**TASK TO COMPLETE**
Make an exact copy of the records, with the pictures left out.

- - - -

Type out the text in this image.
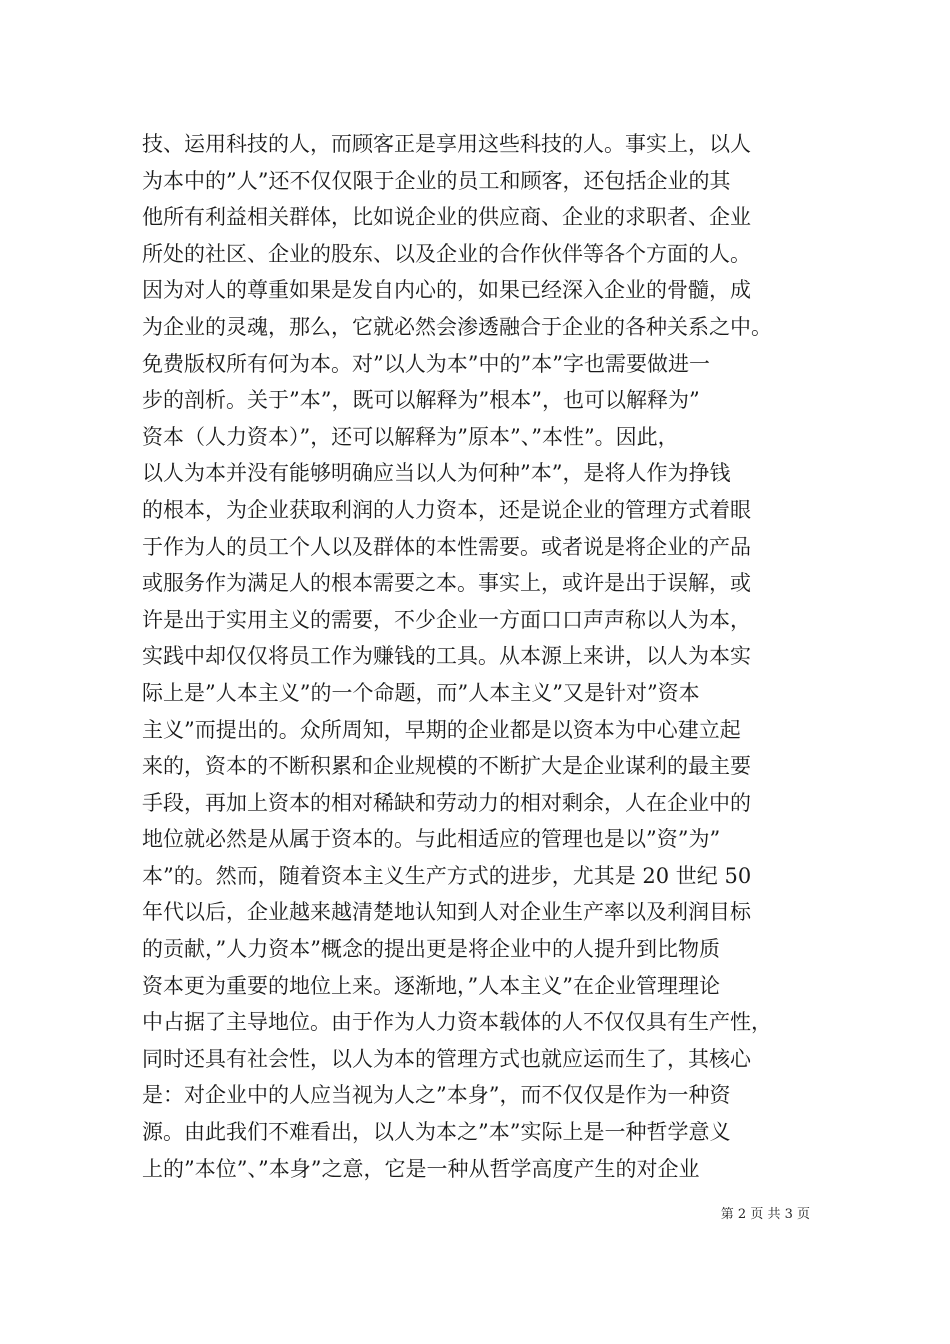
技、运用科技的人，而顾客正是享用这些科技的人。事实上，以人
为本中的”人”还不仅仅限于企业的员工和顾客，还包括企业的其
他所有利益相关群体，比如说企业的供应商、企业的求职者、企业
所处的社区、企业的股东、以及企业的合作伙伴等各个方面的人。
因为对人的尊重如果是发自内心的，如果已经深入企业的骨髓，成
为企业的灵魂，那么，它就必然会渗透融合于企业的各种关系之中。
免费版权所有何为本。对”以人为本”中的”本”字也需要做进一
步的剖析。关于”本”，既可以解释为”根本”，也可以解释为”
资本（人力资本）”，还可以解释为”原本”、”本性”。因此，
以人为本并没有能够明确应当以人为何种”本”，是将人作为挣钱
的根本，为企业获取利润的人力资本，还是说企业的管理方式着眼
于作为人的员工个人以及群体的本性需要。或者说是将企业的产品
或服务作为满足人的根本需要之本。事实上，或许是出于误解，或
许是出于实用主义的需要，不少企业一方面口口声声称以人为本，
实践中却仅仅将员工作为赚钱的工具。从本源上来讲，以人为本实
际上是”人本主义”的一个命题，而”人本主义”又是针对”资本
主义”而提出的。众所周知，早期的企业都是以资本为中心建立起
来的，资本的不断积累和企业规模的不断扩大是企业谋利的最主要
手段，再加上资本的相对稀缺和劳动力的相对剩余，人在企业中的
地位就必然是从属于资本的。与此相适应的管理也是以”资”为”
本”的。然而，随着资本主义生产方式的进步，尤其是 20 世纪 50
年代以后，企业越来越清楚地认知到人对企业生产率以及利润目标
的贡献，”人力资本”概念的提出更是将企业中的人提升到比物质
资本更为重要的地位上来。逐渐地，”人本主义”在企业管理理论
中占据了主导地位。由于作为人力资本载体的人不仅仅具有生产性，
同时还具有社会性，以人为本的管理方式也就应运而生了，其核心
是：对企业中的人应当视为人之”本身”，而不仅仅是作为一种资
源。由此我们不难看出，以人为本之”本”实际上是一种哲学意义
上的”本位”、”本身”之意，它是一种从哲学高度产生的对企业
第 2 页 共 3 页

- - - -

**ANSWER TO THE EXERCISE**
Type out the text in this image.
技、运用科技的人，而顾客正是享用这些科技的人。事实上，以人
为本中的”人”还不仅仅限于企业的员工和顾客，还包括企业的其
他所有利益相关群体，比如说企业的供应商、企业的求职者、企业
所处的社区、企业的股东、以及企业的合作伙伴等各个方面的人。
因为对人的尊重如果是发自内心的，如果已经深入企业的骨髓，成
为企业的灵魂，那么，它就必然会渗透融合于企业的各种关系之中。
免费版权所有何为本。对”以人为本”中的”本”字也需要做进一
步的剖析。关于”本”，既可以解释为”根本”，也可以解释为”
资本（人力资本）”，还可以解释为”原本”、”本性”。因此，
以人为本并没有能够明确应当以人为何种”本”，是将人作为挣钱
的根本，为企业获取利润的人力资本，还是说企业的管理方式着眼
于作为人的员工个人以及群体的本性需要。或者说是将企业的产品
或服务作为满足人的根本需要之本。事实上，或许是出于误解，或
许是出于实用主义的需要，不少企业一方面口口声声称以人为本，
实践中却仅仅将员工作为赚钱的工具。从本源上来讲，以人为本实
际上是”人本主义”的一个命题，而”人本主义”又是针对”资本
主义”而提出的。众所周知，早期的企业都是以资本为中心建立起
来的，资本的不断积累和企业规模的不断扩大是企业谋利的最主要
手段，再加上资本的相对稀缺和劳动力的相对剩余，人在企业中的
地位就必然是从属于资本的。与此相适应的管理也是以”资”为”
本”的。然而，随着资本主义生产方式的进步，尤其是 20 世纪 50
年代以后，企业越来越清楚地认知到人对企业生产率以及利润目标
的贡献，”人力资本”概念的提出更是将企业中的人提升到比物质
资本更为重要的地位上来。逐渐地，”人本主义”在企业管理理论
中占据了主导地位。由于作为人力资本载体的人不仅仅具有生产性，
同时还具有社会性，以人为本的管理方式也就应运而生了，其核心
是：对企业中的人应当视为人之”本身”，而不仅仅是作为一种资
源。由此我们不难看出，以人为本之”本”实际上是一种哲学意义
上的”本位”、”本身”之意，它是一种从哲学高度产生的对企业
第 2 页 共 3 页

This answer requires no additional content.